What to produce: From the listing below, pull out the lines that hold "name".

Dataset records:
▶

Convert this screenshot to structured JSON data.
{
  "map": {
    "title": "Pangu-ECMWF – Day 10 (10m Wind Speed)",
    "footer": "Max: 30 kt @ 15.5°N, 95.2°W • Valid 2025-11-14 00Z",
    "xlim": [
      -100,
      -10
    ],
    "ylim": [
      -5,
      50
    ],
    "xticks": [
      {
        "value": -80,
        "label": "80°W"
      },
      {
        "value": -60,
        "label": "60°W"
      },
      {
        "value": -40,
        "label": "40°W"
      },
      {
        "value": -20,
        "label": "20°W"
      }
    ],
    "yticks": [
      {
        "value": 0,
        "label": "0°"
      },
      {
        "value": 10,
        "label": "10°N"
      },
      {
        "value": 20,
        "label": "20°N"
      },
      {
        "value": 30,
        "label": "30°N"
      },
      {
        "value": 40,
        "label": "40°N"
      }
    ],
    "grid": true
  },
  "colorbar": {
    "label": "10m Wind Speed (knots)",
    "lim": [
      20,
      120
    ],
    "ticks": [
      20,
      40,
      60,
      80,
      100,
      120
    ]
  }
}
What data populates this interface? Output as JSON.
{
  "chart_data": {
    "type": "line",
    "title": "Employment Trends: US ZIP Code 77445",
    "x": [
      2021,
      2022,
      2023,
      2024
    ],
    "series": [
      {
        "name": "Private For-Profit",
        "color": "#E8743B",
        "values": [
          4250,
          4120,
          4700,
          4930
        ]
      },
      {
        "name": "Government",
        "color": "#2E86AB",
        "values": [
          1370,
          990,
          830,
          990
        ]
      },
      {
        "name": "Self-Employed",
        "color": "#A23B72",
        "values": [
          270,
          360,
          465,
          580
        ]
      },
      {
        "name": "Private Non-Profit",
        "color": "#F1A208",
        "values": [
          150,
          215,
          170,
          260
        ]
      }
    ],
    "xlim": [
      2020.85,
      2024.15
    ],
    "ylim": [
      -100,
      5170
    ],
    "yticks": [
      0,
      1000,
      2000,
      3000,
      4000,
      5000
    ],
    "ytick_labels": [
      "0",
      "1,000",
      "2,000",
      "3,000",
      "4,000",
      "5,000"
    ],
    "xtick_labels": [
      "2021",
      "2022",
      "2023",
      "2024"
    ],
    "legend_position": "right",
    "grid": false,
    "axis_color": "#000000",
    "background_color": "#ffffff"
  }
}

◀

Task result:
        "name": "Private For-Profit",
        "name": "Government",
        "name": "Self-Employed",
        "name": "Private Non-Profit",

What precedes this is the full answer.